Extracted data entries:
■ ■ ■

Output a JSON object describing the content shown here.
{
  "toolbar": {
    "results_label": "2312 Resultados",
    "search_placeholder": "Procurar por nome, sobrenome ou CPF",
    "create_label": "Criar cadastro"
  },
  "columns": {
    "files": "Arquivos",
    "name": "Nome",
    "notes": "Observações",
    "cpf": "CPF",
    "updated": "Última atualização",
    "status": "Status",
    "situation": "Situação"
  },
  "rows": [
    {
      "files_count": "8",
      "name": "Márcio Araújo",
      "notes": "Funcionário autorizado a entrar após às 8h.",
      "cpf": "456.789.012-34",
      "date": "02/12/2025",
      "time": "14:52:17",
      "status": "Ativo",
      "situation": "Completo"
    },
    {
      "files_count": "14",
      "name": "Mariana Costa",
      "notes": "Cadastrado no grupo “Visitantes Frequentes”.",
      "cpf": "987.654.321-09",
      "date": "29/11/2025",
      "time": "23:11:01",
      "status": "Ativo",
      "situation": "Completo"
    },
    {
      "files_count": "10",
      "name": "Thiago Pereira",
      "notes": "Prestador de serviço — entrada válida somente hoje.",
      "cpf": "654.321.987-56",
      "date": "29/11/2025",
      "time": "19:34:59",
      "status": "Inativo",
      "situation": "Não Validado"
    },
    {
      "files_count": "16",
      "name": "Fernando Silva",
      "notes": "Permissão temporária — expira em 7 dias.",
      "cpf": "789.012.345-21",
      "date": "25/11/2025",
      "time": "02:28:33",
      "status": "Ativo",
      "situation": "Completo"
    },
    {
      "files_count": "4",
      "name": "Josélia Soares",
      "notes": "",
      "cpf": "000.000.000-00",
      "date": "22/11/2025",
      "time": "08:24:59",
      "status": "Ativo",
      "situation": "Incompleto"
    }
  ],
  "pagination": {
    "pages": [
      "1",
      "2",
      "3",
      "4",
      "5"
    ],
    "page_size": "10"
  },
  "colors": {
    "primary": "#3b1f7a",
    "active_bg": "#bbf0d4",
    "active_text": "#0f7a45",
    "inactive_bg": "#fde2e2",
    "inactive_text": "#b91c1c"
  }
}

■ ■ ■

EXERCISE AIM:
Extract every line from the records above that contains the word "time".

ANSWER IN FULL:
      "time": "14:52:17",
      "time": "23:11:01",
      "time": "19:34:59",
      "time": "02:28:33",
      "time": "08:24:59",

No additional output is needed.